■ STATED EXERCISE
Please copy all the lines that follow, word for word.

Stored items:

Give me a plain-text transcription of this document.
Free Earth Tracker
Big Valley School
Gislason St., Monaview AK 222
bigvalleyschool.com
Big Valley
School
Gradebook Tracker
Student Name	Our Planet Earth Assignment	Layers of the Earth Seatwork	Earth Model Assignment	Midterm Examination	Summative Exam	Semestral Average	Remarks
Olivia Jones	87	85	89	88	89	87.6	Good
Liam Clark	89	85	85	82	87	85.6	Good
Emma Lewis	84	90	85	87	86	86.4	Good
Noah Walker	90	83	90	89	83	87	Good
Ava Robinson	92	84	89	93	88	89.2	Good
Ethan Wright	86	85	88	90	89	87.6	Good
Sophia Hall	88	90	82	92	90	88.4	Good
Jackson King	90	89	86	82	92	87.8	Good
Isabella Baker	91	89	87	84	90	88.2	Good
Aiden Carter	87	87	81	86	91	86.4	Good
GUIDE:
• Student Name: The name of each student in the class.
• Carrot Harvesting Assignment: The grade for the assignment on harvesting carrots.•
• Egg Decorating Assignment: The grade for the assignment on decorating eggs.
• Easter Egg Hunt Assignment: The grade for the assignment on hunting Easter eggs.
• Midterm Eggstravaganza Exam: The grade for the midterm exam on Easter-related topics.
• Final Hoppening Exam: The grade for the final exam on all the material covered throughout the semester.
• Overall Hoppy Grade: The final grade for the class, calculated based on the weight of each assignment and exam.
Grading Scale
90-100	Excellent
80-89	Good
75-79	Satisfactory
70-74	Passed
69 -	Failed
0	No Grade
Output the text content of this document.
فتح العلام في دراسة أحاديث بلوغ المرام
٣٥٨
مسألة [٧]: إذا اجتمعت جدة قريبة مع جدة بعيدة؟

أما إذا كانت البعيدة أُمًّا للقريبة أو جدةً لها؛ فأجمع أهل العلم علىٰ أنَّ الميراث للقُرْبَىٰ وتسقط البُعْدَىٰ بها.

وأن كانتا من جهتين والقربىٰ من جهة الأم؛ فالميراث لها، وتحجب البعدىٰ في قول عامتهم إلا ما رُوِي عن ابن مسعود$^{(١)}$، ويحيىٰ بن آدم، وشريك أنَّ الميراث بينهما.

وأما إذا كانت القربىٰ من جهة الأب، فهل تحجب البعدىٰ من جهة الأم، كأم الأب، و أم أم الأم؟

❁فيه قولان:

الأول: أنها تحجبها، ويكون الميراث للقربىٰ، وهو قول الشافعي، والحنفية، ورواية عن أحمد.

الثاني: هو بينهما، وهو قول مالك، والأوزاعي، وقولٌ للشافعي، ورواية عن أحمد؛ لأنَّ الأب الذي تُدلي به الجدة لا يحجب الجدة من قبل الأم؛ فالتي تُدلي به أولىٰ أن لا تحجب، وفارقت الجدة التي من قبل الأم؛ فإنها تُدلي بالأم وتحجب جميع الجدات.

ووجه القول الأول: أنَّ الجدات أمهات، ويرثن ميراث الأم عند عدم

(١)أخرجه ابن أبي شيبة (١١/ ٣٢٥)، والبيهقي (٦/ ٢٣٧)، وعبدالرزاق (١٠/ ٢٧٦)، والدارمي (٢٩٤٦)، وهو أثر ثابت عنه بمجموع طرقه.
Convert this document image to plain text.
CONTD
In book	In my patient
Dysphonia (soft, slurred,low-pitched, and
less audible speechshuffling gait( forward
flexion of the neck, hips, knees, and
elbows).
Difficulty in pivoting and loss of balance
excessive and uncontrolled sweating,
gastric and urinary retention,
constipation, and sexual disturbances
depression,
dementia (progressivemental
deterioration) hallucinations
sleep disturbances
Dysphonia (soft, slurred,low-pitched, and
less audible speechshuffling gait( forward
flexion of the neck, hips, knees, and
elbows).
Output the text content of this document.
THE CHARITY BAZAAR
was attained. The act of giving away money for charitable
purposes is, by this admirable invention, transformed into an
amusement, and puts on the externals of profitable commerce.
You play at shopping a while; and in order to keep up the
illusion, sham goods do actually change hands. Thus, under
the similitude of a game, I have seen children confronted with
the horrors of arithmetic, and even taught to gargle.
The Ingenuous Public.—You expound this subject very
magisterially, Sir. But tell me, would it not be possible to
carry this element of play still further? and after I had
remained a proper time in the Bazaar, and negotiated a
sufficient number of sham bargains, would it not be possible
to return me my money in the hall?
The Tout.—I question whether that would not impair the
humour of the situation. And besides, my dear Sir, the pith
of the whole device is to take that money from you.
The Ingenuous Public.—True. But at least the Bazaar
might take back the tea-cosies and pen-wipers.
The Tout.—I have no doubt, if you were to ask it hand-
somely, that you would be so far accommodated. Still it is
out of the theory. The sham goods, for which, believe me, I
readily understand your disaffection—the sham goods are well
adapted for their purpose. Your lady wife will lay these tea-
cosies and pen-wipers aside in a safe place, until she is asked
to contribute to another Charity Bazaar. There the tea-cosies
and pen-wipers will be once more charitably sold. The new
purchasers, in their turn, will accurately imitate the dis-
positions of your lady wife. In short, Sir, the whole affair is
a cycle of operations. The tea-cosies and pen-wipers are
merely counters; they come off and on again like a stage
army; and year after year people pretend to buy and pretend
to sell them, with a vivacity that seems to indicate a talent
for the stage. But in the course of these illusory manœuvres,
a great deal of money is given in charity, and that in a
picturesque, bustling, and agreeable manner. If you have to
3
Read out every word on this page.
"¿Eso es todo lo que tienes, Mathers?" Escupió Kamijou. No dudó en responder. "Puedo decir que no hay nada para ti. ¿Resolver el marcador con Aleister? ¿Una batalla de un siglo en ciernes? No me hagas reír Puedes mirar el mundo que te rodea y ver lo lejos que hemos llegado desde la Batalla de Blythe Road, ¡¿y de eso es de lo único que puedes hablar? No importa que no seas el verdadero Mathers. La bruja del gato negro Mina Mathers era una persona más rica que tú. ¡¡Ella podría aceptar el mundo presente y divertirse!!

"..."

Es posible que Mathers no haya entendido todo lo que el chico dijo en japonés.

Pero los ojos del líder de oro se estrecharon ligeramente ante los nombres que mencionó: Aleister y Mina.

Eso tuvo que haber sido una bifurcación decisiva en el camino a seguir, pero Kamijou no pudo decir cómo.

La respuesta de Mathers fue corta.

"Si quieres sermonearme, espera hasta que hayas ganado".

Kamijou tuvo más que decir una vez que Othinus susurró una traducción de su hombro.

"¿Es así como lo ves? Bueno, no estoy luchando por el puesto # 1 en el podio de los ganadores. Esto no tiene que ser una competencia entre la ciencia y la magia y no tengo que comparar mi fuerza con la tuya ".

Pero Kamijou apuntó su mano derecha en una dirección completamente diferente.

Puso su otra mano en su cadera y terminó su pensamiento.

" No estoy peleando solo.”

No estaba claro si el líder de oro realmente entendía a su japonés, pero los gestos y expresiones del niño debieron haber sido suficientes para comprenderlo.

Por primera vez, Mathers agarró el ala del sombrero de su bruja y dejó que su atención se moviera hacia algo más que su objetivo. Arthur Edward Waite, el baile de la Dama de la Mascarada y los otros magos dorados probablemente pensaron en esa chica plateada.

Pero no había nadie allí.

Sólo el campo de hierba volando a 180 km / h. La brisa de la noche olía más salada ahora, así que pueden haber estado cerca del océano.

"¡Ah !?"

■ ANSWER TO THE TASK
Give me a plain-text transcription of this document.
Free Earth Tracker
Big Valley School
Gislason St., Monaview AK 222
bigvalleyschool.com
Big Valley
School
Gradebook Tracker
Student Name	Our Planet Earth Assignment	Layers of the Earth Seatwork	Earth Model Assignment	Midterm Examination	Summative Exam	Semestral Average	Remarks
Olivia Jones	87	85	89	88	89	87.6	Good
Liam Clark	89	85	85	82	87	85.6	Good
Emma Lewis	84	90	85	87	86	86.4	Good
Noah Walker	90	83	90	89	83	87	Good
Ava Robinson	92	84	89	93	88	89.2	Good
Ethan Wright	86	85	88	90	89	87.6	Good
Sophia Hall	88	90	82	92	90	88.4	Good
Jackson King	90	89	86	82	92	87.8	Good
Isabella Baker	91	89	87	84	90	88.2	Good
Aiden Carter	87	87	81	86	91	86.4	Good
GUIDE:
• Student Name: The name of each student in the class.
• Carrot Harvesting Assignment: The grade for the assignment on harvesting carrots.•
• Egg Decorating Assignment: The grade for the assignment on decorating eggs.
• Easter Egg Hunt Assignment: The grade for the assignment on hunting Easter eggs.
• Midterm Eggstravaganza Exam: The grade for the midterm exam on Easter-related topics.
• Final Hoppening Exam: The grade for the final exam on all the material covered throughout the semester.
• Overall Hoppy Grade: The final grade for the class, calculated based on the weight of each assignment and exam.
Grading Scale
90-100	Excellent
80-89	Good
75-79	Satisfactory
70-74	Passed
69 -	Failed
0	No Grade
Output the text content of this document.
فتح العلام في دراسة أحاديث بلوغ المرام
٣٥٨
مسألة [٧]: إذا اجتمعت جدة قريبة مع جدة بعيدة؟

أما إذا كانت البعيدة أُمًّا للقريبة أو جدةً لها؛ فأجمع أهل العلم علىٰ أنَّ الميراث للقُرْبَىٰ وتسقط البُعْدَىٰ بها.

وأن كانتا من جهتين والقربىٰ من جهة الأم؛ فالميراث لها، وتحجب البعدىٰ في قول عامتهم إلا ما رُوِي عن ابن مسعود$^{(١)}$، ويحيىٰ بن آدم، وشريك أنَّ الميراث بينهما.

وأما إذا كانت القربىٰ من جهة الأب، فهل تحجب البعدىٰ من جهة الأم، كأم الأب، و أم أم الأم؟

❁فيه قولان:

الأول: أنها تحجبها، ويكون الميراث للقربىٰ، وهو قول الشافعي، والحنفية، ورواية عن أحمد.

الثاني: هو بينهما، وهو قول مالك، والأوزاعي، وقولٌ للشافعي، ورواية عن أحمد؛ لأنَّ الأب الذي تُدلي به الجدة لا يحجب الجدة من قبل الأم؛ فالتي تُدلي به أولىٰ أن لا تحجب، وفارقت الجدة التي من قبل الأم؛ فإنها تُدلي بالأم وتحجب جميع الجدات.

ووجه القول الأول: أنَّ الجدات أمهات، ويرثن ميراث الأم عند عدم

(١)أخرجه ابن أبي شيبة (١١/ ٣٢٥)، والبيهقي (٦/ ٢٣٧)، وعبدالرزاق (١٠/ ٢٧٦)، والدارمي (٢٩٤٦)، وهو أثر ثابت عنه بمجموع طرقه.
Convert this document image to plain text.
CONTD
In book	In my patient
Dysphonia (soft, slurred,low-pitched, and
less audible speechshuffling gait( forward
flexion of the neck, hips, knees, and
elbows).
Difficulty in pivoting and loss of balance
excessive and uncontrolled sweating,
gastric and urinary retention,
constipation, and sexual disturbances
depression,
dementia (progressivemental
deterioration) hallucinations
sleep disturbances
Dysphonia (soft, slurred,low-pitched, and
less audible speechshuffling gait( forward
flexion of the neck, hips, knees, and
elbows).
Output the text content of this document.
THE CHARITY BAZAAR
was attained. The act of giving away money for charitable
purposes is, by this admirable invention, transformed into an
amusement, and puts on the externals of profitable commerce.
You play at shopping a while; and in order to keep up the
illusion, sham goods do actually change hands. Thus, under
the similitude of a game, I have seen children confronted with
the horrors of arithmetic, and even taught to gargle.
The Ingenuous Public.—You expound this subject very
magisterially, Sir. But tell me, would it not be possible to
carry this element of play still further? and after I had
remained a proper time in the Bazaar, and negotiated a
sufficient number of sham bargains, would it not be possible
to return me my money in the hall?
The Tout.—I question whether that would not impair the
humour of the situation. And besides, my dear Sir, the pith
of the whole device is to take that money from you.
The Ingenuous Public.—True. But at least the Bazaar
might take back the tea-cosies and pen-wipers.
The Tout.—I have no doubt, if you were to ask it hand-
somely, that you would be so far accommodated. Still it is
out of the theory. The sham goods, for which, believe me, I
readily understand your disaffection—the sham goods are well
adapted for their purpose. Your lady wife will lay these tea-
cosies and pen-wipers aside in a safe place, until she is asked
to contribute to another Charity Bazaar. There the tea-cosies
and pen-wipers will be once more charitably sold. The new
purchasers, in their turn, will accurately imitate the dis-
positions of your lady wife. In short, Sir, the whole affair is
a cycle of operations. The tea-cosies and pen-wipers are
merely counters; they come off and on again like a stage
army; and year after year people pretend to buy and pretend
to sell them, with a vivacity that seems to indicate a talent
for the stage. But in the course of these illusory manœuvres,
a great deal of money is given in charity, and that in a
picturesque, bustling, and agreeable manner. If you have to
3
Read out every word on this page.
"¿Eso es todo lo que tienes, Mathers?" Escupió Kamijou. No dudó en responder. "Puedo decir que no hay nada para ti. ¿Resolver el marcador con Aleister? ¿Una batalla de un siglo en ciernes? No me hagas reír Puedes mirar el mundo que te rodea y ver lo lejos que hemos llegado desde la Batalla de Blythe Road, ¡¿y de eso es de lo único que puedes hablar? No importa que no seas el verdadero Mathers. La bruja del gato negro Mina Mathers era una persona más rica que tú. ¡¡Ella podría aceptar el mundo presente y divertirse!!

"..."

Es posible que Mathers no haya entendido todo lo que el chico dijo en japonés.

Pero los ojos del líder de oro se estrecharon ligeramente ante los nombres que mencionó: Aleister y Mina.

Eso tuvo que haber sido una bifurcación decisiva en el camino a seguir, pero Kamijou no pudo decir cómo.

La respuesta de Mathers fue corta.

"Si quieres sermonearme, espera hasta que hayas ganado".

Kamijou tuvo más que decir una vez que Othinus susurró una traducción de su hombro.

"¿Es así como lo ves? Bueno, no estoy luchando por el puesto # 1 en el podio de los ganadores. Esto no tiene que ser una competencia entre la ciencia y la magia y no tengo que comparar mi fuerza con la tuya ".

Pero Kamijou apuntó su mano derecha en una dirección completamente diferente.

Puso su otra mano en su cadera y terminó su pensamiento.

" No estoy peleando solo.”

No estaba claro si el líder de oro realmente entendía a su japonés, pero los gestos y expresiones del niño debieron haber sido suficientes para comprenderlo.

Por primera vez, Mathers agarró el ala del sombrero de su bruja y dejó que su atención se moviera hacia algo más que su objetivo. Arthur Edward Waite, el baile de la Dama de la Mascarada y los otros magos dorados probablemente pensaron en esa chica plateada.

Pero no había nadie allí.

Sólo el campo de hierba volando a 180 km / h. La brisa de la noche olía más salada ahora, así que pueden haber estado cerca del océano.

"¡Ah !?"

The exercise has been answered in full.